*Exercise:* Go over the listing below line by line and tally those containing "What". Give only the tally.

# # # # #

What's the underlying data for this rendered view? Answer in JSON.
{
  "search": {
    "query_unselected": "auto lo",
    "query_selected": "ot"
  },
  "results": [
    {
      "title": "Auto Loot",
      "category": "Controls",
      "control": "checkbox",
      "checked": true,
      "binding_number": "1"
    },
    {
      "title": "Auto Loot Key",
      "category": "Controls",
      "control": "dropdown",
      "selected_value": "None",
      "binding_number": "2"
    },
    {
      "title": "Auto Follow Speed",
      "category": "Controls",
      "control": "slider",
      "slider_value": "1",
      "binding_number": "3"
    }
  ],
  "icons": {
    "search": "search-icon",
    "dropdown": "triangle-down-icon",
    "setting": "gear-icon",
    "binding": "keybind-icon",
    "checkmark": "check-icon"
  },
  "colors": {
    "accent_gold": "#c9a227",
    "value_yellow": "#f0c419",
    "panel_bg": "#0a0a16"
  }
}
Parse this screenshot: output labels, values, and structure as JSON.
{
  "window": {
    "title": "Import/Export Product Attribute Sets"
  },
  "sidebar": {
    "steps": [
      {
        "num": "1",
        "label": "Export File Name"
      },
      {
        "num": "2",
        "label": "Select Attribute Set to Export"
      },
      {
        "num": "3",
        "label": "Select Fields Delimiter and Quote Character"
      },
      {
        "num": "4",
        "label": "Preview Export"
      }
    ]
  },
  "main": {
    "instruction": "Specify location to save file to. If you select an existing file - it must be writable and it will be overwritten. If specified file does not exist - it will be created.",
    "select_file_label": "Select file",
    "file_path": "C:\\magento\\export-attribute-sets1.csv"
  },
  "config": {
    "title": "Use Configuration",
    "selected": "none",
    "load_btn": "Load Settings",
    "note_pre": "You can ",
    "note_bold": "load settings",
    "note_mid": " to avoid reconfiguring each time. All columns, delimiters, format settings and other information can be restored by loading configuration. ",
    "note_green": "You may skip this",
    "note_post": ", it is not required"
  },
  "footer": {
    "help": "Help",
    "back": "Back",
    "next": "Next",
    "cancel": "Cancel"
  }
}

# # # # #

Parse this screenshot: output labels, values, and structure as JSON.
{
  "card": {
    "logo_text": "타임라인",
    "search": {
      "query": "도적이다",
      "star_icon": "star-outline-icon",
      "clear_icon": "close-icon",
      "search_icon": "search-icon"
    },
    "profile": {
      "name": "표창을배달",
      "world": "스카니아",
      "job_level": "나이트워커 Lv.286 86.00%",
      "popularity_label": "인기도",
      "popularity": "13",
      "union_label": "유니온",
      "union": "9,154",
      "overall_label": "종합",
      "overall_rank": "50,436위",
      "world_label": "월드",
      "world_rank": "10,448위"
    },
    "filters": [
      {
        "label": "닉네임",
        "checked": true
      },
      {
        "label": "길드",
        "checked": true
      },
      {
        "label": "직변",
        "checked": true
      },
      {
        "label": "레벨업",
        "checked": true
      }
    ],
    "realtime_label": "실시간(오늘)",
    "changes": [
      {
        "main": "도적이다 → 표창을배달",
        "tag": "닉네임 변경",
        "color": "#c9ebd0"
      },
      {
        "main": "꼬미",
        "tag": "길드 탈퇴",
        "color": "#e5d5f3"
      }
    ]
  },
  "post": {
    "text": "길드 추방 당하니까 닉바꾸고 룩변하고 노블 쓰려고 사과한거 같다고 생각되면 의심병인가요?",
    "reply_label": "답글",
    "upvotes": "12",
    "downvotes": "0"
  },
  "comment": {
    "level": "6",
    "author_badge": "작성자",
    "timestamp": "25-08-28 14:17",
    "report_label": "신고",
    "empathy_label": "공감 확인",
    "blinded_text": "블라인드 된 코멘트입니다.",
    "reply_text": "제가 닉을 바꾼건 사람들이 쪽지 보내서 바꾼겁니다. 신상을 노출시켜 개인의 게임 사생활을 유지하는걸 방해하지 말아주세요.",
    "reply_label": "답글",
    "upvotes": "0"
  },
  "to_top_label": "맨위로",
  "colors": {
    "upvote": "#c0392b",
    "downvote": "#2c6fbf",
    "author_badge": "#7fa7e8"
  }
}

# # # # #

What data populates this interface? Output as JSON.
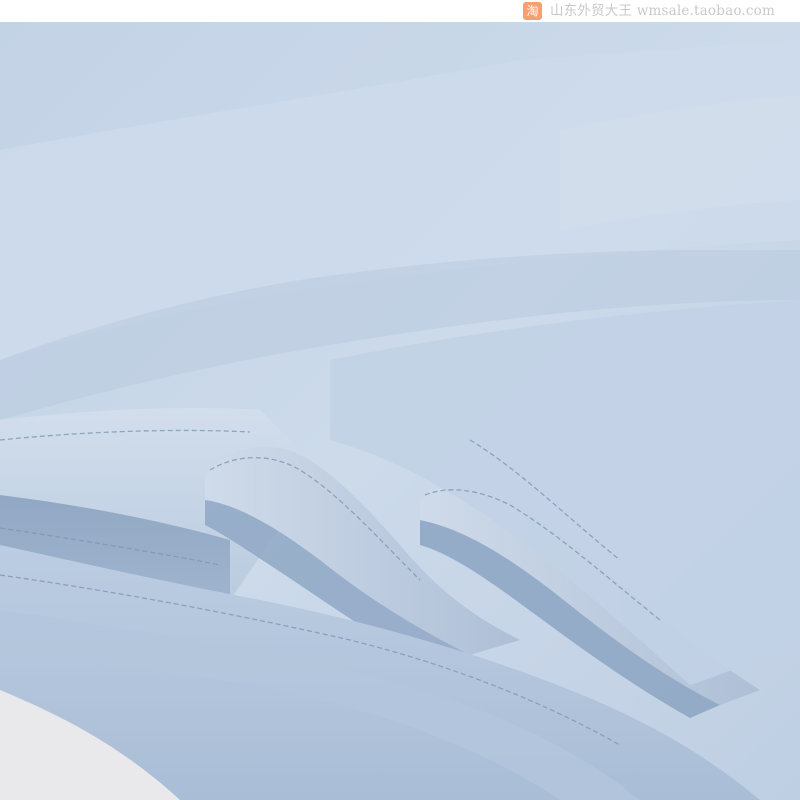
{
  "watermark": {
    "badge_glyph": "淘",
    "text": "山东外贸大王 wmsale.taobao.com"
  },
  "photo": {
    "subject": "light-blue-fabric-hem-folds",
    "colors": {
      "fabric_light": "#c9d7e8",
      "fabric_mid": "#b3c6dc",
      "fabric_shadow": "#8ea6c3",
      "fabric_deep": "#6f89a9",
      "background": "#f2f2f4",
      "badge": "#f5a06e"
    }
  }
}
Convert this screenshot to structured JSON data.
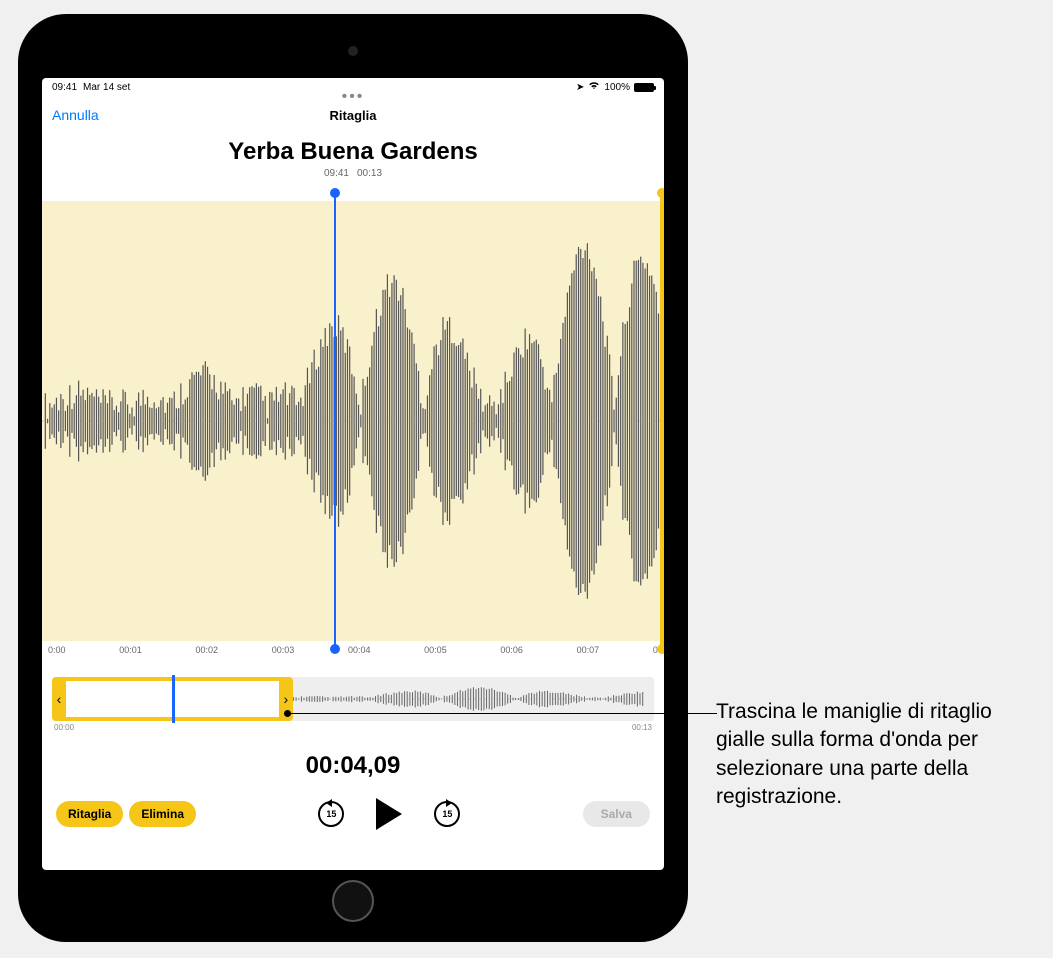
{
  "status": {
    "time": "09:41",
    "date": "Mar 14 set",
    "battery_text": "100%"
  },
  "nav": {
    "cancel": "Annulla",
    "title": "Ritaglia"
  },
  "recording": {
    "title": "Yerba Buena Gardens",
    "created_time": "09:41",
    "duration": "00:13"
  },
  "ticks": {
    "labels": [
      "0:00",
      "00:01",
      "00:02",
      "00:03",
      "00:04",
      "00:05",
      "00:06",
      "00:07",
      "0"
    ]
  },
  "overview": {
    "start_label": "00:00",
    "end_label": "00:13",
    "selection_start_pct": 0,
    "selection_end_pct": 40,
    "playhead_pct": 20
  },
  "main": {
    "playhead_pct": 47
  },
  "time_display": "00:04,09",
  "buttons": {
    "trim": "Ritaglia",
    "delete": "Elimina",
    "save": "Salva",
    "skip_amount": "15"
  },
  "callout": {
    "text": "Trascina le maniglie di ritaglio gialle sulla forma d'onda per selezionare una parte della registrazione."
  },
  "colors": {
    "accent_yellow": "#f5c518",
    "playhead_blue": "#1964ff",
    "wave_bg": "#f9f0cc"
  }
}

# # # # #

*Task result:* 2